[What the task requires]: Below are some entries; can you quote all of them exactly?

■ ■ ■ ■ ■

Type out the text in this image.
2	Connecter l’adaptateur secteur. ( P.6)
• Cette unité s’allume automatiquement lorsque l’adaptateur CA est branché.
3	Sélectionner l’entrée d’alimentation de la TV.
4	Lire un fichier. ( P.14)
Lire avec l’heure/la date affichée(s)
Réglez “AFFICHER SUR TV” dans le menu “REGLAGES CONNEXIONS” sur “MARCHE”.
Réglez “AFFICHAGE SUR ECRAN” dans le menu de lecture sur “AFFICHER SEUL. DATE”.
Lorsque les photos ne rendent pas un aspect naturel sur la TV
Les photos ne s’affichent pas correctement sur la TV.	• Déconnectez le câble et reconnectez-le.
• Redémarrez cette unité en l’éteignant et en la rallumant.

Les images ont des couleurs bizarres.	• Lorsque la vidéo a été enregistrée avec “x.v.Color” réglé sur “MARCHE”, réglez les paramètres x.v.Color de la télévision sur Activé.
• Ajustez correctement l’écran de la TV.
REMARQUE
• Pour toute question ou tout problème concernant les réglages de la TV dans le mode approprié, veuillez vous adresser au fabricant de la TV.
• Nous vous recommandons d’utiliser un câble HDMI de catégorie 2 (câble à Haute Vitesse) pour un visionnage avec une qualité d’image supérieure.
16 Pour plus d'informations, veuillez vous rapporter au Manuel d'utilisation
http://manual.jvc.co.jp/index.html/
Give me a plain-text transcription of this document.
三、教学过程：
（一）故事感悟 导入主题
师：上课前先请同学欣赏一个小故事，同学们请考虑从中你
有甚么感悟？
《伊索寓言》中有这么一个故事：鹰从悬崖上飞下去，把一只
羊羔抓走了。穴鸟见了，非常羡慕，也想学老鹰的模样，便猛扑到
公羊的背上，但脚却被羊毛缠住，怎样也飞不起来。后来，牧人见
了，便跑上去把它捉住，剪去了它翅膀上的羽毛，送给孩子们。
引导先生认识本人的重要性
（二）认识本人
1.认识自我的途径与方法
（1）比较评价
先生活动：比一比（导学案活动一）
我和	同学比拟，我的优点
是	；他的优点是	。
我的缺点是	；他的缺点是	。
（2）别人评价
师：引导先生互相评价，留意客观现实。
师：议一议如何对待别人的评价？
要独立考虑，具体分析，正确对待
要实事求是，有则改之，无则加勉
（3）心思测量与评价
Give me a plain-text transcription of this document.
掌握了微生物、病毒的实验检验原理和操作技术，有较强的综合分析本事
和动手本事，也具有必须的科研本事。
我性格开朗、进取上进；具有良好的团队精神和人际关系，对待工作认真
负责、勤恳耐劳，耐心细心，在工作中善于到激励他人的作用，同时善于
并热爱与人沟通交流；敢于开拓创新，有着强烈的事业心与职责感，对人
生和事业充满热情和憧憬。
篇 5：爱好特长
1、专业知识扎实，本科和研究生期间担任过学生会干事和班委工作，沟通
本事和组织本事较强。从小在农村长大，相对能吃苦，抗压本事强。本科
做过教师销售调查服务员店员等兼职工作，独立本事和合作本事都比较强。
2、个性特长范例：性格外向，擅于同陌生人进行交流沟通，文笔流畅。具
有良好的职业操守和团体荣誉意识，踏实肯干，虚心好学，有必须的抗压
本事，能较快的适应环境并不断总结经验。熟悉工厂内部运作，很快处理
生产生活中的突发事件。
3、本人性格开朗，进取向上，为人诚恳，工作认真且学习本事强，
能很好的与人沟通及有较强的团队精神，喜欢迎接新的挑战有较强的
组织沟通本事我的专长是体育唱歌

■ ■ ■ ■ ■

[In response]:
Type out the text in this image.
2	Connecter l’adaptateur secteur. ( P.6)
• Cette unité s’allume automatiquement lorsque l’adaptateur CA est branché.
3	Sélectionner l’entrée d’alimentation de la TV.
4	Lire un fichier. ( P.14)
Lire avec l’heure/la date affichée(s)
Réglez “AFFICHER SUR TV” dans le menu “REGLAGES CONNEXIONS” sur “MARCHE”.
Réglez “AFFICHAGE SUR ECRAN” dans le menu de lecture sur “AFFICHER SEUL. DATE”.
Lorsque les photos ne rendent pas un aspect naturel sur la TV
Les photos ne s’affichent pas correctement sur la TV.	• Déconnectez le câble et reconnectez-le.
• Redémarrez cette unité en l’éteignant et en la rallumant.

Les images ont des couleurs bizarres.	• Lorsque la vidéo a été enregistrée avec “x.v.Color” réglé sur “MARCHE”, réglez les paramètres x.v.Color de la télévision sur Activé.
• Ajustez correctement l’écran de la TV.
REMARQUE
• Pour toute question ou tout problème concernant les réglages de la TV dans le mode approprié, veuillez vous adresser au fabricant de la TV.
• Nous vous recommandons d’utiliser un câble HDMI de catégorie 2 (câble à Haute Vitesse) pour un visionnage avec une qualité d’image supérieure.
16 Pour plus d'informations, veuillez vous rapporter au Manuel d'utilisation
http://manual.jvc.co.jp/index.html/
Give me a plain-text transcription of this document.
三、教学过程：
（一）故事感悟 导入主题
师：上课前先请同学欣赏一个小故事，同学们请考虑从中你
有甚么感悟？
《伊索寓言》中有这么一个故事：鹰从悬崖上飞下去，把一只
羊羔抓走了。穴鸟见了，非常羡慕，也想学老鹰的模样，便猛扑到
公羊的背上，但脚却被羊毛缠住，怎样也飞不起来。后来，牧人见
了，便跑上去把它捉住，剪去了它翅膀上的羽毛，送给孩子们。
引导先生认识本人的重要性
（二）认识本人
1.认识自我的途径与方法
（1）比较评价
先生活动：比一比（导学案活动一）
我和	同学比拟，我的优点
是	；他的优点是	。
我的缺点是	；他的缺点是	。
（2）别人评价
师：引导先生互相评价，留意客观现实。
师：议一议如何对待别人的评价？
要独立考虑，具体分析，正确对待
要实事求是，有则改之，无则加勉
（3）心思测量与评价
Give me a plain-text transcription of this document.
掌握了微生物、病毒的实验检验原理和操作技术，有较强的综合分析本事
和动手本事，也具有必须的科研本事。
我性格开朗、进取上进；具有良好的团队精神和人际关系，对待工作认真
负责、勤恳耐劳，耐心细心，在工作中善于到激励他人的作用，同时善于
并热爱与人沟通交流；敢于开拓创新，有着强烈的事业心与职责感，对人
生和事业充满热情和憧憬。
篇 5：爱好特长
1、专业知识扎实，本科和研究生期间担任过学生会干事和班委工作，沟通
本事和组织本事较强。从小在农村长大，相对能吃苦，抗压本事强。本科
做过教师销售调查服务员店员等兼职工作，独立本事和合作本事都比较强。
2、个性特长范例：性格外向，擅于同陌生人进行交流沟通，文笔流畅。具
有良好的职业操守和团体荣誉意识，踏实肯干，虚心好学，有必须的抗压
本事，能较快的适应环境并不断总结经验。熟悉工厂内部运作，很快处理
生产生活中的突发事件。
3、本人性格开朗，进取向上，为人诚恳，工作认真且学习本事强，
能很好的与人沟通及有较强的团队精神，喜欢迎接新的挑战有较强的
组织沟通本事我的专长是体育唱歌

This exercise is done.